DIRECTIONS FOR THIS TASK :: Please continue the reader comments on caring for elderly parents and grandparents from the point where they stop.

This is a very interesting topic. It also makes a very nice listening/reading material for teaching English. Problem is, how come every time I right-click to download the audio to my PC, it always ends up being not playable??? Can anyone help?
Anyway, great stuffs British Council. I know I won't regret registering as a member :)
Cheers

 After I've read this, I think about my mom, now she's not here with me. she's in my hometown at a province. Now I'm staying in city as a second year student. I really miss her, but I never say this word to her till now. I dont know why. I always visit her once a week. I think about the day she became an old lady, the day she became a grandmother, you know! I won't let her feeling lonely in the future. I'll take care of her like what she does to me. I promised to myself. 
This article is really great. thanks

hi everyone!
it is a very intersting article. Although many agree or desagree, i firmly belive that things have been changing lately. Young people do not want to share with grandparents since as sb said before  children get bored!
i think it will all depend on the grandmother or grandfather. Old people have their own characteristics and some of them just want to be on their own. In peace. That means no children moving around and vice versa children do not want grandparents telling them off all day long.
well, that is my opinion. In conclusion i feel that both generations are totally different and they need their own places. Grandparents and children are not a good combination. Maybe it did not have a good experience with my grandmother though i still miss her a lot!

 I'm looking to the subject from another angle, because our community totally different comparing to modern western countries.
Really I'm surprising to deal with our parents in this way, after long years of caring from my parents to me from childhood up to be independent person then easily I don't find time and place to care them in this age.
Really it is shame.
Instead of put them in old people's homes, we have to let them to live with us a decent life with full care and governments have to encourage people to do that and support them such as provide them with wide house for all family members.
This idea will reduce expenses on old people's homes and donate comfortable feeling for old people.
Old people's homes should be only for old people have no relatives from 1st degree alive.
If we implement these principles in education process, our children will grow in this culture and with accepting for this concepts.

INFORMATION SUPPLIED ::

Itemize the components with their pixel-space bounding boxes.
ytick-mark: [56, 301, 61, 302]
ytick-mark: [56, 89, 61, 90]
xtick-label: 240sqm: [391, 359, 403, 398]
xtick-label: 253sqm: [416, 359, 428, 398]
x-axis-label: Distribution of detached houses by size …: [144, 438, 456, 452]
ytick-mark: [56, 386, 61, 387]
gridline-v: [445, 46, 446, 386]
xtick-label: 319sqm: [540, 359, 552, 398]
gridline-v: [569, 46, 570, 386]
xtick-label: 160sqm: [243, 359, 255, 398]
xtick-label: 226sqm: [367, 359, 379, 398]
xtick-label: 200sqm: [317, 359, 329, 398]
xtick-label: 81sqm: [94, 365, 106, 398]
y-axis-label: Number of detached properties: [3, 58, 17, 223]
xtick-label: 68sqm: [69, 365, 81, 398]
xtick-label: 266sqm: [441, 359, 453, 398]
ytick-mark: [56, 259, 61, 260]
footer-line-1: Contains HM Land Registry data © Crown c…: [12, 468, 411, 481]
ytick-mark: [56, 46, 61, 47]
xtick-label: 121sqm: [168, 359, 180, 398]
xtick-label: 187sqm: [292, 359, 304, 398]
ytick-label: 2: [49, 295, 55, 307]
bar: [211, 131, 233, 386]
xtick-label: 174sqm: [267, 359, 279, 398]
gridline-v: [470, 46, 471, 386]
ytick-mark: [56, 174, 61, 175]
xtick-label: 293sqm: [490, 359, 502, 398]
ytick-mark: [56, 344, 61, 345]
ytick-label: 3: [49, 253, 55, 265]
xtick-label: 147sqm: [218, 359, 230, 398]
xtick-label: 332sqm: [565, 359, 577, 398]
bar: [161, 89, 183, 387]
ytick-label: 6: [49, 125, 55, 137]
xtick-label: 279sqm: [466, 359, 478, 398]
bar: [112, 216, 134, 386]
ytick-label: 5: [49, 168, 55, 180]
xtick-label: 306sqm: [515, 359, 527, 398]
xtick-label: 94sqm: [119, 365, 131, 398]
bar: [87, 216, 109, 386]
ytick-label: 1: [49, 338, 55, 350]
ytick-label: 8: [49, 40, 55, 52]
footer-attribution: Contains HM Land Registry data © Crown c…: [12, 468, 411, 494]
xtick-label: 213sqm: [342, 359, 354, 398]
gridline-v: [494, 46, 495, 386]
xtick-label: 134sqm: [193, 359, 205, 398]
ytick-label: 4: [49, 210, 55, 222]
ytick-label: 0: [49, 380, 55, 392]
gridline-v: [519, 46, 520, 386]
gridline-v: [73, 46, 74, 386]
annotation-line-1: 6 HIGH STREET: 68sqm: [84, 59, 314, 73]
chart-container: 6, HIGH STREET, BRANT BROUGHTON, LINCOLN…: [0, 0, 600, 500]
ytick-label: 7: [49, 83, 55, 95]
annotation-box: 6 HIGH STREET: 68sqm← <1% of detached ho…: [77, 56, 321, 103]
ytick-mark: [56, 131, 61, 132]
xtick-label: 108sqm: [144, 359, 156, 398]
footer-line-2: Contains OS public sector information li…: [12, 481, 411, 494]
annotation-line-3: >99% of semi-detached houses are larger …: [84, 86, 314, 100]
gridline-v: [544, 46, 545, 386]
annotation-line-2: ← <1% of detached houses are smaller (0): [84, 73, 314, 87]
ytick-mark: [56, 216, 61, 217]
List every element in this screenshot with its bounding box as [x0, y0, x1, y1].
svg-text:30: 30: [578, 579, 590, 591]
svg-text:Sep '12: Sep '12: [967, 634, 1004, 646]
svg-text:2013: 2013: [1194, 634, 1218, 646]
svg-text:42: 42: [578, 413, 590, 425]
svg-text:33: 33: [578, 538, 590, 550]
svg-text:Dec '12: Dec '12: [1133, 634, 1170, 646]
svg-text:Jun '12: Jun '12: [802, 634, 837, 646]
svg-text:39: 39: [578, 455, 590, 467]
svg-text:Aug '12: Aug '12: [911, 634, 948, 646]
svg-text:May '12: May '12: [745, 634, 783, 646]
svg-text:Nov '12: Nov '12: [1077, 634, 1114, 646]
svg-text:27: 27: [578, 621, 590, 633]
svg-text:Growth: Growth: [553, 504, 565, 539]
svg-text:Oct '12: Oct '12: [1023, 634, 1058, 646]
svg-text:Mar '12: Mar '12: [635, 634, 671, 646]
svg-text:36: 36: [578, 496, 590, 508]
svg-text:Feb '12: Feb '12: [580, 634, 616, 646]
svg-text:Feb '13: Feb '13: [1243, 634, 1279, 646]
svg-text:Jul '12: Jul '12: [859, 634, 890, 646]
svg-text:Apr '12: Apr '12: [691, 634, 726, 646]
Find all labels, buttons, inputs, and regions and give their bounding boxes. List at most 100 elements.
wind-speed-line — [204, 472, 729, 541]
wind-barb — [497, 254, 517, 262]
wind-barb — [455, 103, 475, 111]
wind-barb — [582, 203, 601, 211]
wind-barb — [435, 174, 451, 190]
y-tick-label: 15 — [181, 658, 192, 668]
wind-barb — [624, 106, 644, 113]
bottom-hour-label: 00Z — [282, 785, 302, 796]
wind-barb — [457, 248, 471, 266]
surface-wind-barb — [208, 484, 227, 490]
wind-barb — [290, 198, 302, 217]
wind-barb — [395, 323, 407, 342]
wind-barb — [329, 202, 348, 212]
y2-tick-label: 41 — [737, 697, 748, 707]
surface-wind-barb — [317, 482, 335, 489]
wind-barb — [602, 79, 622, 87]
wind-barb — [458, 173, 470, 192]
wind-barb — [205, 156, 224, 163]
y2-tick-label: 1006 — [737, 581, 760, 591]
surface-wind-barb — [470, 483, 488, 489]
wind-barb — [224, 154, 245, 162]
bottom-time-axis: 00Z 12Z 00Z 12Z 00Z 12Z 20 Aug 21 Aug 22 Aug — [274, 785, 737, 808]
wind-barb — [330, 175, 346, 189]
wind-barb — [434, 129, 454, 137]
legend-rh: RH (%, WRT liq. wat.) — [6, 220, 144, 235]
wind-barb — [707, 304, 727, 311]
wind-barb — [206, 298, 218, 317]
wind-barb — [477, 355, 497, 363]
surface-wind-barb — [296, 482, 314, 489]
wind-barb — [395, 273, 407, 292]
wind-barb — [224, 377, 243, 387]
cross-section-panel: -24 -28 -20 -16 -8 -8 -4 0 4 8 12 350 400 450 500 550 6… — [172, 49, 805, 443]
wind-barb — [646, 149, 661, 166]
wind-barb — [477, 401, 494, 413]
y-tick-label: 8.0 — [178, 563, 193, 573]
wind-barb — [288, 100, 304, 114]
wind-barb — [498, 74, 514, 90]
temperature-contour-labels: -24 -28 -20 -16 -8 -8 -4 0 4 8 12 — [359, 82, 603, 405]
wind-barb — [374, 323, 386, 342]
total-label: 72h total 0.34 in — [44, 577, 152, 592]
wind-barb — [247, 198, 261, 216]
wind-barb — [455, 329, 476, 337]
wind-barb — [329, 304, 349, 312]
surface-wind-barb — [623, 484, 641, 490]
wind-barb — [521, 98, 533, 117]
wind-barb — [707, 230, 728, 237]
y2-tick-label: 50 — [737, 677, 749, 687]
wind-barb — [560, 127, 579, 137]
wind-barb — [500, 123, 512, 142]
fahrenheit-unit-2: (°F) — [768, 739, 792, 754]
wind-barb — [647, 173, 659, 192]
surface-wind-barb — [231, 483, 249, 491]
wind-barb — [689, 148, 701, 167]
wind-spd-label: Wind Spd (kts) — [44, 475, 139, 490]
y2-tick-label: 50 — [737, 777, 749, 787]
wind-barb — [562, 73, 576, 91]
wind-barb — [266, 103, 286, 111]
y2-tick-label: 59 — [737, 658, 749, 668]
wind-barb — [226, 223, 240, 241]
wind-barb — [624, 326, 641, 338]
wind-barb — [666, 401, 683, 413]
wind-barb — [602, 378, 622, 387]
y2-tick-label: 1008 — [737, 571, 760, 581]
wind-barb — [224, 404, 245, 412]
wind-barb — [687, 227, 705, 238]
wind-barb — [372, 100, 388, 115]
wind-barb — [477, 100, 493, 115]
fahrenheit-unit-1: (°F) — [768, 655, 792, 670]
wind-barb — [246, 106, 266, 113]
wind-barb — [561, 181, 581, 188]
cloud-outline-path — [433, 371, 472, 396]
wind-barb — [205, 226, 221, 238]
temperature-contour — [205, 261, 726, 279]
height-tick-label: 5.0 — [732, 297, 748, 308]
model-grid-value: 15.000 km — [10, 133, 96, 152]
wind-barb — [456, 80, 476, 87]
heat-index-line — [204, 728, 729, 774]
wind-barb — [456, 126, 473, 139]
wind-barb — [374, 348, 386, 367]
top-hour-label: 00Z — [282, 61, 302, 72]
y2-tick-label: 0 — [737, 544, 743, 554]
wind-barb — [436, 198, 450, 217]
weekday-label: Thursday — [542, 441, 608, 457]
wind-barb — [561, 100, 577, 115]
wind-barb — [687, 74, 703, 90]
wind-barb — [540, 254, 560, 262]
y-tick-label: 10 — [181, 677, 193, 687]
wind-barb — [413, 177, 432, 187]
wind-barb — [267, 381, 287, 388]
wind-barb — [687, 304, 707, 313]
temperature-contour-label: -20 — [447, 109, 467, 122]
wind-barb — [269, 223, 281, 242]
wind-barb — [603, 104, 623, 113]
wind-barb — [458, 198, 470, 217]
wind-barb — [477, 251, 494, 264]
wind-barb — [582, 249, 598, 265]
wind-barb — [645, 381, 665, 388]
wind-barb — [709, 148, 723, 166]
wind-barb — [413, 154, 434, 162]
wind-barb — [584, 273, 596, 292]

ANSWER FOR THIS EXERCISE ::
 

The article is very interesting,the parents must obligation to  teach their children about elder age.The better way is in early  age permiting share together to build strong chains  between  ages generation.

The article leads us to reflection about one of the main problems our society is having nowadays, namely, what to do with old people.  I come from Chile, a southamerican country and we are facing the  issue too.  I am a mother of two teenagers and they are reluctant to visit their grandmothers, who live in their own houses, because they get " bored",  they say and it is difficult for me to carry them as when they were children.  So the French idea seems to be a very good way to get the situation over and another one is make people, especially youngsters,  aware of the importance of all relationships.
From my point of view, it is an interesting article.

The article is simple and understandable for the beginner too. Instructions before listening the article are very important.They make us understand the article easily.Thanks for providing such a nice way of learning english.

 
In my countre situation is very diferent. For example, my mother is still part of my life and part of life my 5 years daughter. They spending time together every afternoon. In my countre people work till 70 , even 80 year. They have cows or other animals;doctors after ritaired worcs in a private practis. In home for old are only old people who are very sic or dement . But that idea is very good, for other countries who need that aprouch

Hi, it's really a very nice idea to live together the kids and the grandparents. I agree with the authors that it's not only the money that you gain. It's more.